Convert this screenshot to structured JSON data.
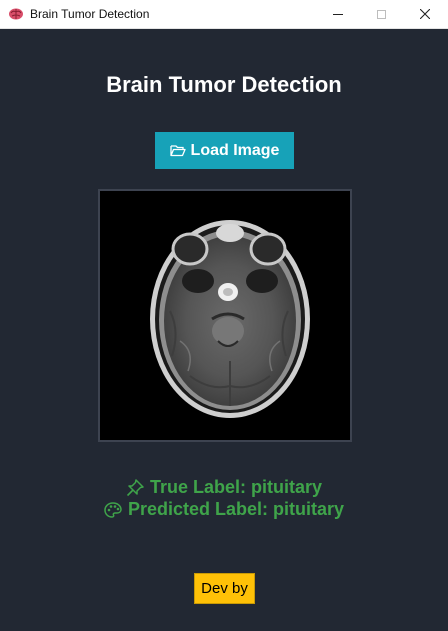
{
  "window": {
    "title": "Brain Tumor Detection"
  },
  "main": {
    "heading": "Brain Tumor Detection",
    "load_button_label": "Load Image",
    "true_label": "True Label: pituitary",
    "predicted_label": "Predicted Label: pituitary",
    "dev_button_label": "Dev by"
  },
  "icons": {
    "app": "brain-icon",
    "load": "folder-open-icon",
    "true_label": "pushpin-icon",
    "predicted_label": "palette-icon"
  },
  "colors": {
    "background": "#222833",
    "accent_button": "#17a2b8",
    "label_green": "#3fa44a",
    "dev_button": "#ffc107"
  }
}
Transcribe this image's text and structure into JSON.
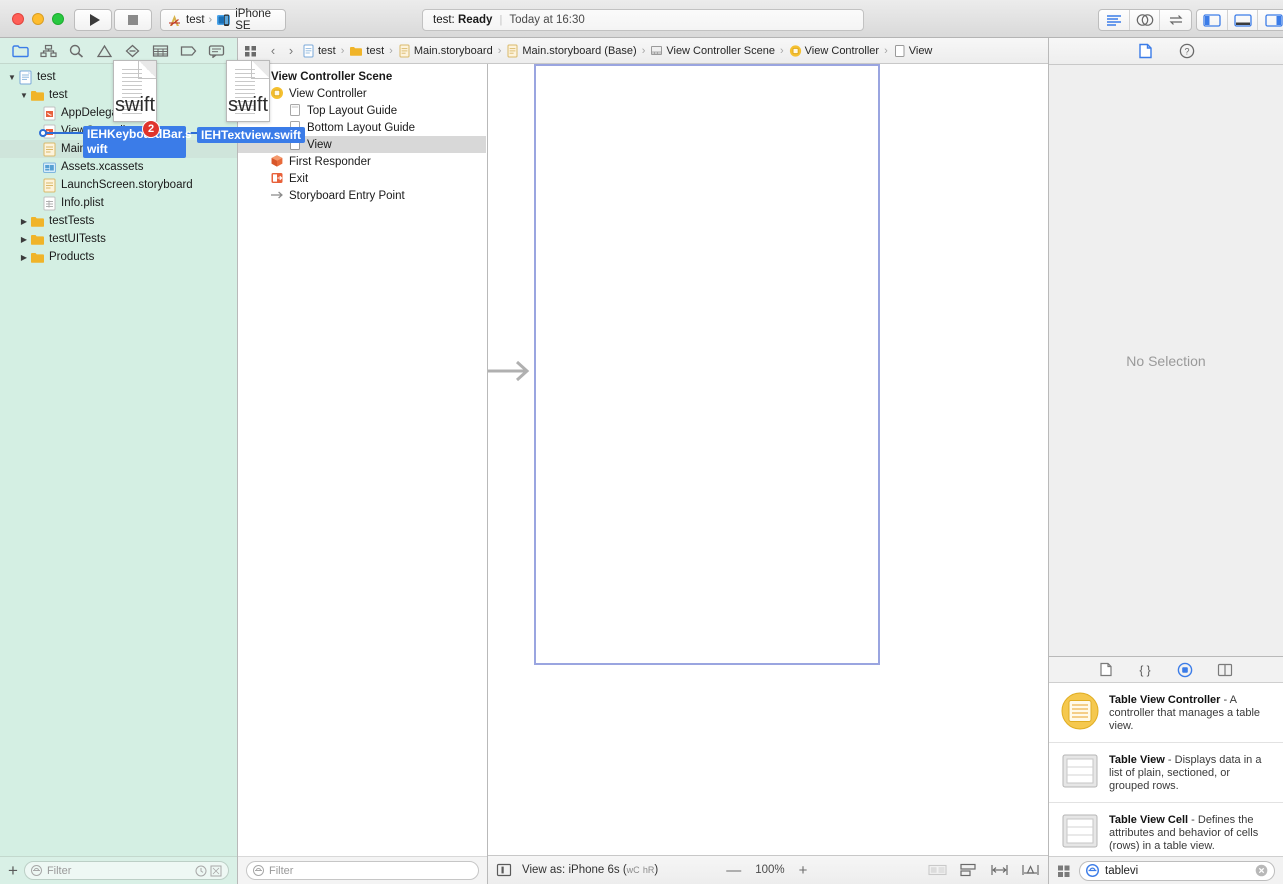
{
  "window": {
    "traffic_lights": [
      "close",
      "minimize",
      "zoom"
    ]
  },
  "toolbar": {
    "run_label": "Run",
    "stop_label": "Stop",
    "scheme_project": "test",
    "scheme_destination": "iPhone SE",
    "activity_prefix": "test:",
    "activity_status": "Ready",
    "activity_divider": "|",
    "activity_date": "Today at 16:30",
    "editor_modes": [
      "standard-editor",
      "assistant-editor",
      "version-editor"
    ],
    "panel_toggles": [
      "navigator-toggle",
      "debug-area-toggle",
      "utilities-toggle"
    ]
  },
  "navigator": {
    "tabs": [
      {
        "name": "project-navigator",
        "selected": true
      },
      {
        "name": "source-control-navigator",
        "selected": false
      },
      {
        "name": "symbol-navigator",
        "selected": false
      },
      {
        "name": "issue-navigator",
        "selected": false
      },
      {
        "name": "test-navigator",
        "selected": false
      },
      {
        "name": "debug-navigator",
        "selected": false
      },
      {
        "name": "breakpoint-navigator",
        "selected": false
      },
      {
        "name": "report-navigator",
        "selected": false
      }
    ],
    "tree": [
      {
        "label": "test",
        "indent": 0,
        "icon": "project",
        "twist": "open"
      },
      {
        "label": "test",
        "indent": 1,
        "icon": "folder",
        "twist": "open"
      },
      {
        "label": "AppDelegate.swift",
        "indent": 2,
        "icon": "swift",
        "twist": "none"
      },
      {
        "label": "ViewController.swift",
        "indent": 2,
        "icon": "swift",
        "twist": "none"
      },
      {
        "label": "Main.storyboard",
        "indent": 2,
        "icon": "storyboard",
        "twist": "none",
        "highlighted": true
      },
      {
        "label": "Assets.xcassets",
        "indent": 2,
        "icon": "assets",
        "twist": "none"
      },
      {
        "label": "LaunchScreen.storyboard",
        "indent": 2,
        "icon": "storyboard",
        "twist": "none"
      },
      {
        "label": "Info.plist",
        "indent": 2,
        "icon": "plist",
        "twist": "none"
      },
      {
        "label": "testTests",
        "indent": 1,
        "icon": "folder",
        "twist": "closed"
      },
      {
        "label": "testUITests",
        "indent": 1,
        "icon": "folder",
        "twist": "closed"
      },
      {
        "label": "Products",
        "indent": 1,
        "icon": "folder",
        "twist": "closed"
      }
    ],
    "add_button": "+",
    "filter_placeholder": "Filter"
  },
  "drag": {
    "files": [
      {
        "name": "IEHKeyboardBar.swift",
        "label_line1": "IEHKeyboardBar.s",
        "label_line2": "wift",
        "doc_type": "swift"
      },
      {
        "name": "IEHTextview.swift",
        "label_line1": "IEHTextview.swift",
        "label_line2": "",
        "doc_type": "swift"
      }
    ],
    "badge_count": "2"
  },
  "outline": {
    "rows": [
      {
        "label": "View Controller Scene",
        "indent": 0,
        "icon": "scene",
        "bold": true
      },
      {
        "label": "View Controller",
        "indent": 1,
        "icon": "view-controller"
      },
      {
        "label": "Top Layout Guide",
        "indent": 2,
        "icon": "layout-guide"
      },
      {
        "label": "Bottom Layout Guide",
        "indent": 2,
        "icon": "layout-guide"
      },
      {
        "label": "View",
        "indent": 2,
        "icon": "view",
        "selected": true
      },
      {
        "label": "First Responder",
        "indent": 1,
        "icon": "first-responder"
      },
      {
        "label": "Exit",
        "indent": 1,
        "icon": "exit"
      },
      {
        "label": "Storyboard Entry Point",
        "indent": 1,
        "icon": "entry-point"
      }
    ],
    "filter_placeholder": "Filter"
  },
  "jumpbar": {
    "back": "‹",
    "forward": "›",
    "crumbs": [
      {
        "label": "test",
        "icon": "project"
      },
      {
        "label": "test",
        "icon": "folder"
      },
      {
        "label": "Main.storyboard",
        "icon": "storyboard"
      },
      {
        "label": "Main.storyboard (Base)",
        "icon": "storyboard"
      },
      {
        "label": "View Controller Scene",
        "icon": "scene"
      },
      {
        "label": "View Controller",
        "icon": "view-controller"
      },
      {
        "label": "View",
        "icon": "view"
      }
    ],
    "separator": "›"
  },
  "canvas": {
    "device_toggle": "view-as-toggle",
    "view_as_prefix": "View as:",
    "view_as_device": "iPhone 6s",
    "size_class_w": "wC",
    "size_class_h": "hR",
    "zoom_out": "—",
    "zoom_value": "100%",
    "zoom_in": "+",
    "autolayout_buttons": [
      "update-frames",
      "embed-in",
      "align",
      "pin"
    ]
  },
  "inspector": {
    "tabs": [
      {
        "name": "file-inspector",
        "selected": true
      },
      {
        "name": "quick-help-inspector",
        "selected": false
      }
    ],
    "empty_state": "No Selection"
  },
  "library": {
    "tabs": [
      {
        "name": "file-template-library",
        "selected": false
      },
      {
        "name": "code-snippet-library",
        "selected": false
      },
      {
        "name": "object-library",
        "selected": true
      },
      {
        "name": "media-library",
        "selected": false
      }
    ],
    "items": [
      {
        "title": "Table View Controller",
        "dash": "-",
        "desc": "A controller that manages a table view.",
        "icon": "table-view-controller-icon"
      },
      {
        "title": "Table View",
        "dash": "-",
        "desc": "Displays data in a list of plain, sectioned, or grouped rows.",
        "icon": "table-view-icon"
      },
      {
        "title": "Table View Cell",
        "dash": "-",
        "desc": "Defines the attributes and behavior of cells (rows) in a table view.",
        "icon": "table-view-cell-icon"
      }
    ],
    "search_value": "tablevi",
    "view_mode_button": "grid-view-toggle",
    "clear_button": "clear-search"
  },
  "colors": {
    "accent_blue": "#3b7ce8",
    "badge_red": "#e0342c",
    "navigator_bg": "#d4efe3",
    "selection_gray": "#d8d8d8",
    "vc_border": "#9aa5e0",
    "yellow": "#f5c030"
  }
}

WHAT THIS TASK INVOLVES >> With the images omitted, return the full material exactly.

RESPONSE >>
Convert this screenshot to structured JSON data.
{
  "window": {
    "title": "Brain Tumor Detection"
  },
  "main": {
    "heading": "Brain Tumor Detection",
    "load_button_label": "Load Image",
    "true_label": "True Label: pituitary",
    "predicted_label": "Predicted Label: pituitary",
    "dev_button_label": "Dev by"
  },
  "icons": {
    "app": "brain-icon",
    "load": "folder-open-icon",
    "true_label": "pushpin-icon",
    "predicted_label": "palette-icon"
  },
  "colors": {
    "background": "#222833",
    "accent_button": "#17a2b8",
    "label_green": "#3fa44a",
    "dev_button": "#ffc107"
  }
}
Transcribe this image's text and structure into JSON.
{
  "window": {
    "traffic_lights": [
      "close",
      "minimize",
      "zoom"
    ]
  },
  "toolbar": {
    "run_label": "Run",
    "stop_label": "Stop",
    "scheme_project": "test",
    "scheme_destination": "iPhone SE",
    "activity_prefix": "test:",
    "activity_status": "Ready",
    "activity_divider": "|",
    "activity_date": "Today at 16:30",
    "editor_modes": [
      "standard-editor",
      "assistant-editor",
      "version-editor"
    ],
    "panel_toggles": [
      "navigator-toggle",
      "debug-area-toggle",
      "utilities-toggle"
    ]
  },
  "navigator": {
    "tabs": [
      {
        "name": "project-navigator",
        "selected": true
      },
      {
        "name": "source-control-navigator",
        "selected": false
      },
      {
        "name": "symbol-navigator",
        "selected": false
      },
      {
        "name": "issue-navigator",
        "selected": false
      },
      {
        "name": "test-navigator",
        "selected": false
      },
      {
        "name": "debug-navigator",
        "selected": false
      },
      {
        "name": "breakpoint-navigator",
        "selected": false
      },
      {
        "name": "report-navigator",
        "selected": false
      }
    ],
    "tree": [
      {
        "label": "test",
        "indent": 0,
        "icon": "project",
        "twist": "open"
      },
      {
        "label": "test",
        "indent": 1,
        "icon": "folder",
        "twist": "open"
      },
      {
        "label": "AppDelegate.swift",
        "indent": 2,
        "icon": "swift",
        "twist": "none"
      },
      {
        "label": "ViewController.swift",
        "indent": 2,
        "icon": "swift",
        "twist": "none"
      },
      {
        "label": "Main.storyboard",
        "indent": 2,
        "icon": "storyboard",
        "twist": "none",
        "highlighted": true
      },
      {
        "label": "Assets.xcassets",
        "indent": 2,
        "icon": "assets",
        "twist": "none"
      },
      {
        "label": "LaunchScreen.storyboard",
        "indent": 2,
        "icon": "storyboard",
        "twist": "none"
      },
      {
        "label": "Info.plist",
        "indent": 2,
        "icon": "plist",
        "twist": "none"
      },
      {
        "label": "testTests",
        "indent": 1,
        "icon": "folder",
        "twist": "closed"
      },
      {
        "label": "testUITests",
        "indent": 1,
        "icon": "folder",
        "twist": "closed"
      },
      {
        "label": "Products",
        "indent": 1,
        "icon": "folder",
        "twist": "closed"
      }
    ],
    "add_button": "+",
    "filter_placeholder": "Filter"
  },
  "drag": {
    "files": [
      {
        "name": "IEHKeyboardBar.swift",
        "label_line1": "IEHKeyboardBar.s",
        "label_line2": "wift",
        "doc_type": "swift"
      },
      {
        "name": "IEHTextview.swift",
        "label_line1": "IEHTextview.swift",
        "label_line2": "",
        "doc_type": "swift"
      }
    ],
    "badge_count": "2"
  },
  "outline": {
    "rows": [
      {
        "label": "View Controller Scene",
        "indent": 0,
        "icon": "scene",
        "bold": true
      },
      {
        "label": "View Controller",
        "indent": 1,
        "icon": "view-controller"
      },
      {
        "label": "Top Layout Guide",
        "indent": 2,
        "icon": "layout-guide"
      },
      {
        "label": "Bottom Layout Guide",
        "indent": 2,
        "icon": "layout-guide"
      },
      {
        "label": "View",
        "indent": 2,
        "icon": "view",
        "selected": true
      },
      {
        "label": "First Responder",
        "indent": 1,
        "icon": "first-responder"
      },
      {
        "label": "Exit",
        "indent": 1,
        "icon": "exit"
      },
      {
        "label": "Storyboard Entry Point",
        "indent": 1,
        "icon": "entry-point"
      }
    ],
    "filter_placeholder": "Filter"
  },
  "jumpbar": {
    "back": "‹",
    "forward": "›",
    "crumbs": [
      {
        "label": "test",
        "icon": "project"
      },
      {
        "label": "test",
        "icon": "folder"
      },
      {
        "label": "Main.storyboard",
        "icon": "storyboard"
      },
      {
        "label": "Main.storyboard (Base)",
        "icon": "storyboard"
      },
      {
        "label": "View Controller Scene",
        "icon": "scene"
      },
      {
        "label": "View Controller",
        "icon": "view-controller"
      },
      {
        "label": "View",
        "icon": "view"
      }
    ],
    "separator": "›"
  },
  "canvas": {
    "device_toggle": "view-as-toggle",
    "view_as_prefix": "View as:",
    "view_as_device": "iPhone 6s",
    "size_class_w": "wC",
    "size_class_h": "hR",
    "zoom_out": "—",
    "zoom_value": "100%",
    "zoom_in": "+",
    "autolayout_buttons": [
      "update-frames",
      "embed-in",
      "align",
      "pin"
    ]
  },
  "inspector": {
    "tabs": [
      {
        "name": "file-inspector",
        "selected": true
      },
      {
        "name": "quick-help-inspector",
        "selected": false
      }
    ],
    "empty_state": "No Selection"
  },
  "library": {
    "tabs": [
      {
        "name": "file-template-library",
        "selected": false
      },
      {
        "name": "code-snippet-library",
        "selected": false
      },
      {
        "name": "object-library",
        "selected": true
      },
      {
        "name": "media-library",
        "selected": false
      }
    ],
    "items": [
      {
        "title": "Table View Controller",
        "dash": "-",
        "desc": "A controller that manages a table view.",
        "icon": "table-view-controller-icon"
      },
      {
        "title": "Table View",
        "dash": "-",
        "desc": "Displays data in a list of plain, sectioned, or grouped rows.",
        "icon": "table-view-icon"
      },
      {
        "title": "Table View Cell",
        "dash": "-",
        "desc": "Defines the attributes and behavior of cells (rows) in a table view.",
        "icon": "table-view-cell-icon"
      }
    ],
    "search_value": "tablevi",
    "view_mode_button": "grid-view-toggle",
    "clear_button": "clear-search"
  },
  "colors": {
    "accent_blue": "#3b7ce8",
    "badge_red": "#e0342c",
    "navigator_bg": "#d4efe3",
    "selection_gray": "#d8d8d8",
    "vc_border": "#9aa5e0",
    "yellow": "#f5c030"
  }
}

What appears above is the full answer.